> **Task goal**
Select all lines in the records that include "ylabel".

> **Data for this exercise**
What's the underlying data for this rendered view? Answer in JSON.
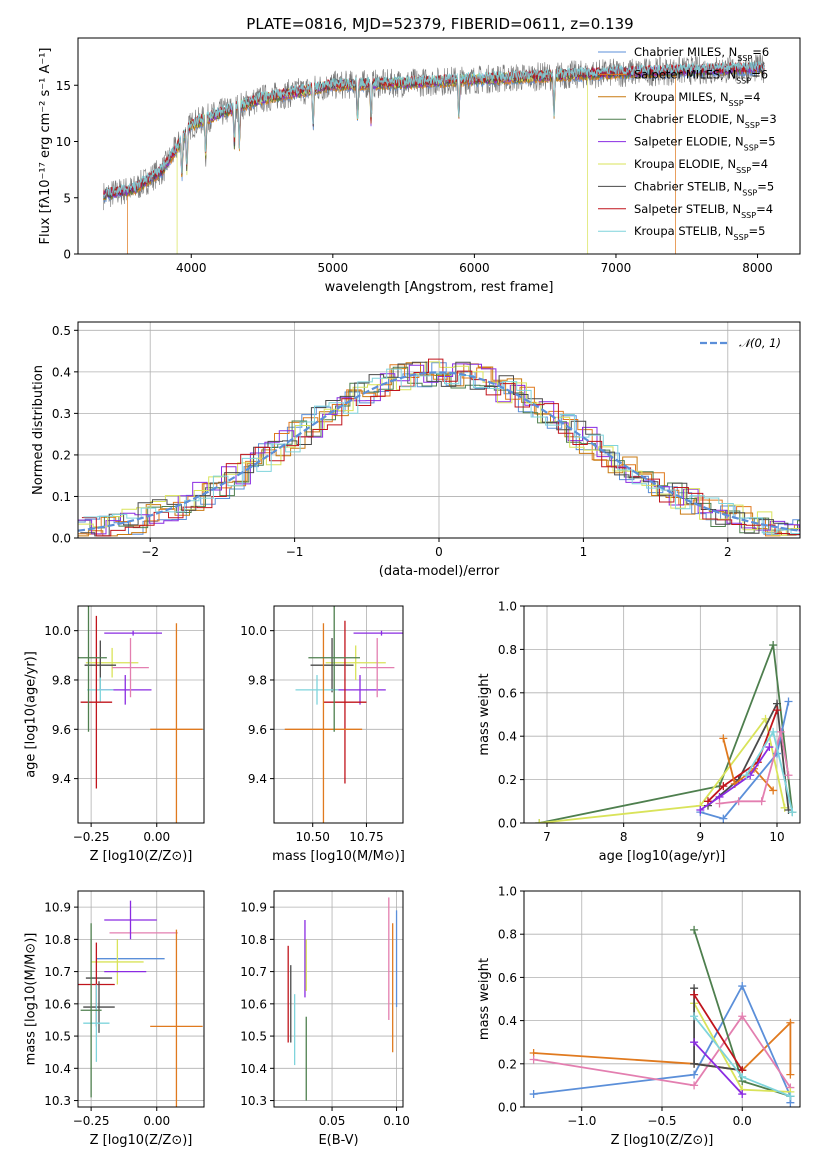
{
  "figure": {
    "title": "PLATE=0816, MJD=52379, FIBERID=0611, z=0.139"
  },
  "colors": {
    "chabrier_miles": "#5b8fd9",
    "salpeter_miles": "#e07a1f",
    "kroupa_miles": "#c97a10",
    "chabrier_elodie": "#4e7f4e",
    "salpeter_elodie": "#8a2be2",
    "kroupa_elodie": "#d9e35a",
    "chabrier_stelib": "#4a4a4a",
    "salpeter_stelib": "#c0141c",
    "kroupa_stelib": "#7fd4dc",
    "pink": "#e37fb0",
    "gaussian": "#5b8fd9"
  },
  "chart_data": [
    {
      "type": "line",
      "panel": "spectrum",
      "xlabel": "wavelength [Angstrom, rest frame]",
      "ylabel": "Flux [fλ10⁻¹⁷ erg cm⁻² s⁻¹ A⁻¹]",
      "xlim": [
        3200,
        8300
      ],
      "ylim": [
        0,
        19.2
      ],
      "xticks": [
        "4000",
        "5000",
        "6000",
        "7000",
        "8000"
      ],
      "yticks": [
        "0",
        "5",
        "10",
        "15"
      ],
      "legend_placement": "upper-right",
      "legend": [
        "Chabrier MILES, N_SSP=6",
        "Salpeter MILES, N_SSP=6",
        "Kroupa MILES, N_SSP=4",
        "Chabrier ELODIE, N_SSP=3",
        "Salpeter ELODIE, N_SSP=5",
        "Kroupa ELODIE, N_SSP=4",
        "Chabrier STELIB, N_SSP=5",
        "Salpeter STELIB, N_SSP=4",
        "Kroupa STELIB, N_SSP=5"
      ],
      "continuum": {
        "x": [
          3380,
          3600,
          3800,
          4000,
          4200,
          4500,
          5000,
          5500,
          6000,
          6500,
          7000,
          7500,
          8050
        ],
        "y": [
          5.2,
          5.8,
          7.5,
          11.5,
          12.5,
          13.8,
          15.0,
          15.2,
          15.5,
          15.8,
          16.1,
          16.3,
          16.5
        ]
      },
      "series_notes": {
        "salpeter_miles_range": [
          3550,
          7420
        ],
        "kroupa_elodie_range": [
          3900,
          6800
        ]
      },
      "grid": false
    },
    {
      "type": "bar",
      "panel": "residual_histogram",
      "xlabel": "(data-model)/error",
      "ylabel": "Normed distribution",
      "xlim": [
        -2.5,
        2.5
      ],
      "ylim": [
        0,
        0.52
      ],
      "xticks": [
        "−2",
        "−1",
        "0",
        "1",
        "2"
      ],
      "yticks": [
        "0.0",
        "0.1",
        "0.2",
        "0.3",
        "0.4",
        "0.5"
      ],
      "grid": true,
      "gaussian_label": "𝒩(0, 1)",
      "bin_width": 0.1
    },
    {
      "type": "scatter",
      "panel": "age_vs_Z",
      "xlabel": "Z [log10(Z/Z⊙)]",
      "ylabel": "age  [log10(age/yr)]",
      "xlim": [
        -0.3,
        0.18
      ],
      "ylim": [
        9.22,
        10.1
      ],
      "xticks": [
        "−0.25",
        "0.00"
      ],
      "yticks": [
        "9.4",
        "9.6",
        "9.8",
        "10.0"
      ],
      "grid": true,
      "points": [
        {
          "x": -0.09,
          "xerr": 0.11,
          "y": 9.99,
          "yerr": 0.01,
          "color": "salpeter_elodie"
        },
        {
          "x": -0.17,
          "xerr": 0.1,
          "y": 9.87,
          "yerr": 0.06,
          "color": "kroupa_elodie"
        },
        {
          "x": -0.215,
          "xerr": 0.06,
          "y": 9.86,
          "yerr": 0.1,
          "color": "chabrier_stelib"
        },
        {
          "x": -0.12,
          "xerr": 0.1,
          "y": 9.76,
          "yerr": 0.06,
          "color": "salpeter_elodie"
        },
        {
          "x": -0.215,
          "xerr": 0.05,
          "y": 9.76,
          "yerr": 0.05,
          "color": "kroupa_stelib"
        },
        {
          "x": -0.23,
          "xerr": 0.06,
          "y": 9.71,
          "yerr": 0.35,
          "color": "salpeter_stelib"
        },
        {
          "x": 0.075,
          "xerr": 0.1,
          "y": 9.6,
          "yerr": 0.43,
          "color": "salpeter_miles"
        },
        {
          "x": -0.26,
          "xerr": 0.07,
          "y": 9.89,
          "yerr": 0.3,
          "color": "chabrier_elodie"
        },
        {
          "x": -0.1,
          "xerr": 0.07,
          "y": 9.85,
          "yerr": 0.12,
          "color": "pink"
        }
      ]
    },
    {
      "type": "scatter",
      "panel": "age_vs_mass",
      "xlabel": "mass [log10(M/M⊙)]",
      "ylabel": "",
      "xlim": [
        10.32,
        10.92
      ],
      "ylim": [
        9.22,
        10.1
      ],
      "xticks": [
        "10.50",
        "10.75"
      ],
      "yticks": [
        "9.4",
        "9.6",
        "9.8",
        "10.0"
      ],
      "grid": true,
      "points": [
        {
          "x": 10.82,
          "xerr": 0.13,
          "y": 9.99,
          "yerr": 0.01,
          "color": "salpeter_elodie"
        },
        {
          "x": 10.7,
          "xerr": 0.14,
          "y": 9.87,
          "yerr": 0.07,
          "color": "kroupa_elodie"
        },
        {
          "x": 10.59,
          "xerr": 0.1,
          "y": 9.86,
          "yerr": 0.11,
          "color": "chabrier_stelib"
        },
        {
          "x": 10.72,
          "xerr": 0.12,
          "y": 9.76,
          "yerr": 0.06,
          "color": "salpeter_elodie"
        },
        {
          "x": 10.52,
          "xerr": 0.1,
          "y": 9.76,
          "yerr": 0.06,
          "color": "kroupa_stelib"
        },
        {
          "x": 10.65,
          "xerr": 0.1,
          "y": 9.71,
          "yerr": 0.33,
          "color": "salpeter_stelib"
        },
        {
          "x": 10.55,
          "xerr": 0.18,
          "y": 9.6,
          "yerr": 0.43,
          "color": "salpeter_miles"
        },
        {
          "x": 10.6,
          "xerr": 0.12,
          "y": 9.89,
          "yerr": 0.3,
          "color": "chabrier_elodie"
        },
        {
          "x": 10.8,
          "xerr": 0.08,
          "y": 9.85,
          "yerr": 0.12,
          "color": "pink"
        }
      ]
    },
    {
      "type": "line",
      "panel": "mass_weight_vs_age",
      "xlabel": "age  [log10(age/yr)]",
      "ylabel": "mass weight",
      "xlim": [
        6.7,
        10.3
      ],
      "ylim": [
        0,
        1.0
      ],
      "xticks": [
        "7",
        "8",
        "9",
        "10"
      ],
      "yticks": [
        "0.0",
        "0.2",
        "0.4",
        "0.6",
        "0.8",
        "1.0"
      ],
      "grid": true,
      "series": [
        {
          "color": "chabrier_elodie",
          "x": [
            6.9,
            9.25,
            9.95,
            10.2
          ],
          "y": [
            0.0,
            0.17,
            0.82,
            0.05
          ]
        },
        {
          "color": "kroupa_elodie",
          "x": [
            6.9,
            9.0,
            9.85,
            10.1
          ],
          "y": [
            0.0,
            0.08,
            0.48,
            0.07
          ]
        },
        {
          "color": "chabrier_stelib",
          "x": [
            9.1,
            9.5,
            10.0,
            10.15
          ],
          "y": [
            0.08,
            0.2,
            0.55,
            0.06
          ]
        },
        {
          "color": "salpeter_stelib",
          "x": [
            9.1,
            9.3,
            9.75,
            10.0
          ],
          "y": [
            0.1,
            0.17,
            0.28,
            0.52
          ]
        },
        {
          "color": "salpeter_miles",
          "x": [
            9.3,
            9.45,
            9.7,
            9.95
          ],
          "y": [
            0.39,
            0.18,
            0.25,
            0.15
          ]
        },
        {
          "color": "chabrier_miles",
          "x": [
            9.0,
            9.3,
            10.0,
            10.15
          ],
          "y": [
            0.05,
            0.02,
            0.32,
            0.56
          ]
        },
        {
          "color": "salpeter_elodie",
          "x": [
            9.0,
            9.25,
            9.65,
            9.9
          ],
          "y": [
            0.06,
            0.12,
            0.22,
            0.35
          ]
        },
        {
          "color": "pink",
          "x": [
            9.25,
            9.5,
            9.8,
            10.05,
            10.15
          ],
          "y": [
            0.09,
            0.1,
            0.1,
            0.42,
            0.22
          ]
        },
        {
          "color": "kroupa_stelib",
          "x": [
            9.6,
            9.95,
            10.2
          ],
          "y": [
            0.22,
            0.42,
            0.05
          ]
        }
      ]
    },
    {
      "type": "scatter",
      "panel": "mass_vs_Z",
      "xlabel": "Z [log10(Z/Z⊙)]",
      "ylabel": "mass [log10(M/M⊙)]",
      "xlim": [
        -0.3,
        0.18
      ],
      "ylim": [
        10.28,
        10.95
      ],
      "xticks": [
        "−0.25",
        "0.00"
      ],
      "yticks": [
        "10.3",
        "10.4",
        "10.5",
        "10.6",
        "10.7",
        "10.8",
        "10.9"
      ],
      "grid": true,
      "points": [
        {
          "x": -0.05,
          "xerr": 0.13,
          "y": 10.82,
          "yerr": 0.0,
          "color": "pink"
        },
        {
          "x": -0.1,
          "xerr": 0.1,
          "y": 10.86,
          "yerr": 0.06,
          "color": "salpeter_elodie"
        },
        {
          "x": -0.1,
          "xerr": 0.13,
          "y": 10.74,
          "yerr": 0.0,
          "color": "chabrier_miles"
        },
        {
          "x": -0.15,
          "xerr": 0.1,
          "y": 10.73,
          "yerr": 0.07,
          "color": "kroupa_elodie"
        },
        {
          "x": -0.12,
          "xerr": 0.08,
          "y": 10.7,
          "yerr": 0.0,
          "color": "salpeter_elodie"
        },
        {
          "x": -0.22,
          "xerr": 0.05,
          "y": 10.68,
          "yerr": 0.0,
          "color": "chabrier_stelib"
        },
        {
          "x": -0.23,
          "xerr": 0.07,
          "y": 10.66,
          "yerr": 0.13,
          "color": "salpeter_stelib"
        },
        {
          "x": -0.22,
          "xerr": 0.06,
          "y": 10.59,
          "yerr": 0.08,
          "color": "chabrier_stelib"
        },
        {
          "x": -0.23,
          "xerr": 0.05,
          "y": 10.54,
          "yerr": 0.12,
          "color": "kroupa_stelib"
        },
        {
          "x": 0.075,
          "xerr": 0.1,
          "y": 10.53,
          "yerr": 0.3,
          "color": "salpeter_miles"
        },
        {
          "x": -0.25,
          "xerr": 0.04,
          "y": 10.58,
          "yerr": 0.27,
          "color": "chabrier_elodie"
        }
      ]
    },
    {
      "type": "scatter",
      "panel": "mass_vs_ebv",
      "xlabel": "E(B-V)",
      "ylabel": "",
      "xlim": [
        0.005,
        0.105
      ],
      "ylim": [
        10.28,
        10.95
      ],
      "xticks": [
        "0.05",
        "0.10"
      ],
      "yticks": [
        "10.3",
        "10.4",
        "10.5",
        "10.6",
        "10.7",
        "10.8",
        "10.9"
      ],
      "grid": true,
      "points": [
        {
          "x": 0.016,
          "y": 10.63,
          "yerr": 0.15,
          "color": "salpeter_stelib"
        },
        {
          "x": 0.018,
          "y": 10.6,
          "yerr": 0.12,
          "color": "chabrier_stelib"
        },
        {
          "x": 0.021,
          "y": 10.52,
          "yerr": 0.11,
          "color": "kroupa_stelib"
        },
        {
          "x": 0.029,
          "y": 10.74,
          "yerr": 0.12,
          "color": "salpeter_elodie"
        },
        {
          "x": 0.03,
          "y": 10.72,
          "yerr": 0.08,
          "color": "kroupa_elodie"
        },
        {
          "x": 0.03,
          "y": 10.43,
          "yerr": 0.13,
          "color": "chabrier_elodie"
        },
        {
          "x": 0.094,
          "y": 10.74,
          "yerr": 0.19,
          "color": "pink"
        },
        {
          "x": 0.097,
          "y": 10.65,
          "yerr": 0.2,
          "color": "salpeter_miles"
        },
        {
          "x": 0.1,
          "y": 10.74,
          "yerr": 0.15,
          "color": "chabrier_miles"
        }
      ]
    },
    {
      "type": "line",
      "panel": "mass_weight_vs_Z",
      "xlabel": "Z [log10(Z/Z⊙)]",
      "ylabel": "mass weight",
      "xlim": [
        -1.36,
        0.36
      ],
      "ylim": [
        0,
        1.0
      ],
      "xticks": [
        "−1.0",
        "−0.5",
        "0.0"
      ],
      "yticks": [
        "0.0",
        "0.2",
        "0.4",
        "0.6",
        "0.8",
        "1.0"
      ],
      "grid": true,
      "series": [
        {
          "color": "salpeter_miles",
          "x": [
            -1.3,
            -0.3,
            0.0,
            0.3,
            0.3
          ],
          "y": [
            0.25,
            0.2,
            0.17,
            0.39,
            0.15
          ]
        },
        {
          "color": "chabrier_miles",
          "x": [
            -1.3,
            -0.3,
            0.0,
            0.3,
            0.3
          ],
          "y": [
            0.06,
            0.15,
            0.56,
            0.05,
            0.02
          ]
        },
        {
          "color": "pink",
          "x": [
            -1.3,
            -0.3,
            0.0,
            0.3
          ],
          "y": [
            0.22,
            0.1,
            0.42,
            0.09
          ]
        },
        {
          "color": "chabrier_elodie",
          "x": [
            -0.3,
            0.0,
            0.3
          ],
          "y": [
            0.82,
            0.12,
            0.05
          ]
        },
        {
          "color": "kroupa_elodie",
          "x": [
            -0.3,
            0.0,
            0.3
          ],
          "y": [
            0.48,
            0.08,
            0.07
          ]
        },
        {
          "color": "chabrier_stelib",
          "x": [
            -0.3,
            -0.3,
            0.0
          ],
          "y": [
            0.55,
            0.2,
            0.17
          ]
        },
        {
          "color": "salpeter_stelib",
          "x": [
            -0.3,
            0.0
          ],
          "y": [
            0.52,
            0.17
          ]
        },
        {
          "color": "kroupa_stelib",
          "x": [
            -0.3,
            0.0,
            0.3
          ],
          "y": [
            0.42,
            0.14,
            0.05
          ]
        },
        {
          "color": "salpeter_elodie",
          "x": [
            -0.3,
            0.0
          ],
          "y": [
            0.3,
            0.06
          ]
        }
      ]
    }
  ]
}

> **The response**
      "ylabel": "Flux [fλ10⁻¹⁷ erg cm⁻² s⁻¹ A⁻¹]",
      "ylabel": "Normed distribution",
      "ylabel": "age  [log10(age/yr)]",
      "ylabel": "",
      "ylabel": "mass weight",
      "ylabel": "mass [log10(M/M⊙)]",
      "ylabel": "",
      "ylabel": "mass weight",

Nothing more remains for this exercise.